_EXERCISE BRIEF_. Put everything from the start of the items down through the line that contains "panel-b-label-sigma-01max: σ0.1max <box>12" into a numbered list, with blank lines left out. Include both ends and no lines after them.

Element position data
Begin
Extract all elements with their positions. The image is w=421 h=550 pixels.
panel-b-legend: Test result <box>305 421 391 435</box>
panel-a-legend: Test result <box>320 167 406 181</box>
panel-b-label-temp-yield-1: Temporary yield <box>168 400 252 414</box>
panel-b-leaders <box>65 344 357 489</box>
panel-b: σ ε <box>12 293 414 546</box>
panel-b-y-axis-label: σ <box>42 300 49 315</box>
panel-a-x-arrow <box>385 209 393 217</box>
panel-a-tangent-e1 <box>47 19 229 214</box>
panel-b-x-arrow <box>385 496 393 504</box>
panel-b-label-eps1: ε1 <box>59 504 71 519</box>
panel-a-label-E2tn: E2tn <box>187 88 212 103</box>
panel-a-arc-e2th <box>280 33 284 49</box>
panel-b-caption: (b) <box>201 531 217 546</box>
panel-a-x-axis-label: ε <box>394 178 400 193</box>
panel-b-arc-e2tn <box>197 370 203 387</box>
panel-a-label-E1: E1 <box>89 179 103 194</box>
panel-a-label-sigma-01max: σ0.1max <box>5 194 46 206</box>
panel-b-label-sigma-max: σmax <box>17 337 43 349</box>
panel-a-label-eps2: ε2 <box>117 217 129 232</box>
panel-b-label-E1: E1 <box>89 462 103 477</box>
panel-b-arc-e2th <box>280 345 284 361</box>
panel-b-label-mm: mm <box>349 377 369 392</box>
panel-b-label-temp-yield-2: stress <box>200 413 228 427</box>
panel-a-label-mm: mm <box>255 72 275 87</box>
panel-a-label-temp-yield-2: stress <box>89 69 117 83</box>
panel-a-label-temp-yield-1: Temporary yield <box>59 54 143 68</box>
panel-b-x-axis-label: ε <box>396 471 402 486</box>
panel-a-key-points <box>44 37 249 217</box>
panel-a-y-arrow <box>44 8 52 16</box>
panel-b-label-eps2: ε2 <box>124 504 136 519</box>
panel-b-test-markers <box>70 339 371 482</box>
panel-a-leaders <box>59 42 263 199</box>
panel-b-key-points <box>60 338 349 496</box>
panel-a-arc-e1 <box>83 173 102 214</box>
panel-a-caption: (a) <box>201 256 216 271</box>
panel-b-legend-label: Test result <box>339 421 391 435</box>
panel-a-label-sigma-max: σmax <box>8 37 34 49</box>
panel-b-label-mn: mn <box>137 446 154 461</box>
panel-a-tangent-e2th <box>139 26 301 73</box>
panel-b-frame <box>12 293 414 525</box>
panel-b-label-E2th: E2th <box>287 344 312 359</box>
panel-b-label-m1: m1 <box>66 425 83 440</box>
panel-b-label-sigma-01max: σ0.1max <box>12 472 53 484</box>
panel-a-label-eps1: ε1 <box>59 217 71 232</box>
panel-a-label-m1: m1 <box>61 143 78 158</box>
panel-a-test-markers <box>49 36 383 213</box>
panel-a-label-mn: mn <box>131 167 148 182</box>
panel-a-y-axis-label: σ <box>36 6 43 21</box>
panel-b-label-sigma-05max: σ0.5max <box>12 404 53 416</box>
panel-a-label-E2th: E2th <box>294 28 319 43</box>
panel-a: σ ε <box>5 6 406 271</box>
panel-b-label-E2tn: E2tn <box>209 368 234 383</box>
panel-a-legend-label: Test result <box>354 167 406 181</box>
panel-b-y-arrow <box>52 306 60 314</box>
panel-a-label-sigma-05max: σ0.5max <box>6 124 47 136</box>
End
_TASK ANSWER_.
1. Extract all elements with their positions. The image is w=421 h=550 pixels.
2. panel-b-legend: Test result <box>305 421 391 435</box>
3. panel-a-legend: Test result <box>320 167 406 181</box>
4. panel-b-label-temp-yield-1: Temporary yield <box>168 400 252 414</box>
5. panel-b-leaders <box>65 344 357 489</box>
6. panel-b: σ ε <box>12 293 414 546</box>
7. panel-b-y-axis-label: σ <box>42 300 49 315</box>
8. panel-a-x-arrow <box>385 209 393 217</box>
9. panel-a-tangent-e1 <box>47 19 229 214</box>
10. panel-b-x-arrow <box>385 496 393 504</box>
11. panel-b-label-eps1: ε1 <box>59 504 71 519</box>
12. panel-a-label-E2tn: E2tn <box>187 88 212 103</box>
13. panel-a-arc-e2th <box>280 33 284 49</box>
14. panel-b-caption: (b) <box>201 531 217 546</box>
15. panel-a-x-axis-label: ε <box>394 178 400 193</box>
16. panel-b-arc-e2tn <box>197 370 203 387</box>
17. panel-a-label-E1: E1 <box>89 179 103 194</box>
18. panel-a-label-sigma-01max: σ0.1max <box>5 194 46 206</box>
19. panel-b-label-sigma-max: σmax <box>17 337 43 349</box>
20. panel-a-label-eps2: ε2 <box>117 217 129 232</box>
21. panel-b-label-E1: E1 <box>89 462 103 477</box>
22. panel-b-arc-e2th <box>280 345 284 361</box>
23. panel-b-label-mm: mm <box>349 377 369 392</box>
24. panel-b-label-temp-yield-2: stress <box>200 413 228 427</box>
25. panel-a-label-mm: mm <box>255 72 275 87</box>
26. panel-a-label-temp-yield-2: stress <box>89 69 117 83</box>
27. panel-a-label-temp-yield-1: Temporary yield <box>59 54 143 68</box>
28. panel-b-x-axis-label: ε <box>396 471 402 486</box>
29. panel-a-key-points <box>44 37 249 217</box>
30. panel-a-y-arrow <box>44 8 52 16</box>
31. panel-b-label-eps2: ε2 <box>124 504 136 519</box>
32. panel-b-test-markers <box>70 339 371 482</box>
33. panel-a-leaders <box>59 42 263 199</box>
34. panel-b-key-points <box>60 338 349 496</box>
35. panel-a-arc-e1 <box>83 173 102 214</box>
36. panel-a-caption: (a) <box>201 256 216 271</box>
37. panel-b-legend-label: Test result <box>339 421 391 435</box>
38. panel-a-label-sigma-max: σmax <box>8 37 34 49</box>
39. panel-b-label-mn: mn <box>137 446 154 461</box>
40. panel-a-tangent-e2th <box>139 26 301 73</box>
41. panel-b-frame <box>12 293 414 525</box>
42. panel-b-label-E2th: E2th <box>287 344 312 359</box>
43. panel-b-label-m1: m1 <box>66 425 83 440</box>
44. panel-b-label-sigma-01max: σ0.1max <box>12 472 53 484</box>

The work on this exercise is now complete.